Collected data entries ->

+ + + + +

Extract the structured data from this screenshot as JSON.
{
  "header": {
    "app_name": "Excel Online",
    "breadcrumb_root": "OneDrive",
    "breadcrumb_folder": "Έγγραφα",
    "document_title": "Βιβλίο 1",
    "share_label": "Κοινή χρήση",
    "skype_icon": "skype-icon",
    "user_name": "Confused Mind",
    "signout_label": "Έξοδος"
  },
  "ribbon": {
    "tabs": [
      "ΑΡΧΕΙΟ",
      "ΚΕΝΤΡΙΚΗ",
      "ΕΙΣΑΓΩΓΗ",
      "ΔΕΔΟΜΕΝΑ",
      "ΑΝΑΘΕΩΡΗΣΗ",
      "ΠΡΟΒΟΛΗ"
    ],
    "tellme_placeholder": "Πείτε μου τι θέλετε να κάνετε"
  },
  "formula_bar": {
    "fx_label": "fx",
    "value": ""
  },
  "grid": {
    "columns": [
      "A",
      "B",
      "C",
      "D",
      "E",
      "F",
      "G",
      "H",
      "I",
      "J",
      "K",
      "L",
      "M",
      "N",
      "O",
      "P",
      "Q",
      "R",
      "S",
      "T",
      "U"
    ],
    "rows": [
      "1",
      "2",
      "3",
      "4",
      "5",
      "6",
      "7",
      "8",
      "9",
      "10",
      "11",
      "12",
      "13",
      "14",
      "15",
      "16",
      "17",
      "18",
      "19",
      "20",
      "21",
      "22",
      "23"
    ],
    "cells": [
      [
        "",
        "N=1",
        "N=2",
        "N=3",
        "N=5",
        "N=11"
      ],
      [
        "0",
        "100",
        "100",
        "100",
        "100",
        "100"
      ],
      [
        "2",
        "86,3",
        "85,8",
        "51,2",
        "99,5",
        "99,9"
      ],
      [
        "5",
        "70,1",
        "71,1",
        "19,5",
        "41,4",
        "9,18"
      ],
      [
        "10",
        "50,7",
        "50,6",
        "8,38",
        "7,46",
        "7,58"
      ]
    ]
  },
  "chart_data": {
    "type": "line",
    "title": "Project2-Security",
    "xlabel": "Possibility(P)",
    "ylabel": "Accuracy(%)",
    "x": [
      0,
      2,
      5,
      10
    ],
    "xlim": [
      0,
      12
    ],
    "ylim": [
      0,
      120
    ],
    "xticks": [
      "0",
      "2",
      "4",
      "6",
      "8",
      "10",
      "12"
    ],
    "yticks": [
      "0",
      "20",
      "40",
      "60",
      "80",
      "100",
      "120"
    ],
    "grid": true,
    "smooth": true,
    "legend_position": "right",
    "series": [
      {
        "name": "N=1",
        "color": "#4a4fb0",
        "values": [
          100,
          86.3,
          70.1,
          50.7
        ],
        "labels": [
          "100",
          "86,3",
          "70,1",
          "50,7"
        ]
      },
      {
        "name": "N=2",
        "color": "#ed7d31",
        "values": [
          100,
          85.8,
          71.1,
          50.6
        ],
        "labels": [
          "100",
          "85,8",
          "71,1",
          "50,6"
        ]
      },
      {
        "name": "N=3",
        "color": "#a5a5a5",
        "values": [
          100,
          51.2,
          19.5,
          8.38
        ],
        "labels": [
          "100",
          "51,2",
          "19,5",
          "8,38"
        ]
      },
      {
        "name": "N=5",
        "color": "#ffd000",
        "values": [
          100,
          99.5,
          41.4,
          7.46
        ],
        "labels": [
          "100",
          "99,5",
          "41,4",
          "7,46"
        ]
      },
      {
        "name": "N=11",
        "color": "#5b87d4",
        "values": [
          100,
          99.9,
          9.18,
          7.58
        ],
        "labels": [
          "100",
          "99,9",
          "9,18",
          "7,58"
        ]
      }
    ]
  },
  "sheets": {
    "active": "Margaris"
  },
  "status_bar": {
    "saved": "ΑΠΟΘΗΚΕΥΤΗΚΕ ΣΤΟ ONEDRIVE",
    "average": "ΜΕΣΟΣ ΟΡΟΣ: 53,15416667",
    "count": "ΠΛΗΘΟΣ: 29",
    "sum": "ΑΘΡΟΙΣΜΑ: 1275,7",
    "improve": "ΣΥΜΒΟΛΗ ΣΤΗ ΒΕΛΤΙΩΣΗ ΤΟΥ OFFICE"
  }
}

+ + + + +

The problem -> Each line that holds the word "color" is to be copied.

Full answer ->
        "color": "#4a4fb0",
        "color": "#ed7d31",
        "color": "#a5a5a5",
        "color": "#ffd000",
        "color": "#5b87d4",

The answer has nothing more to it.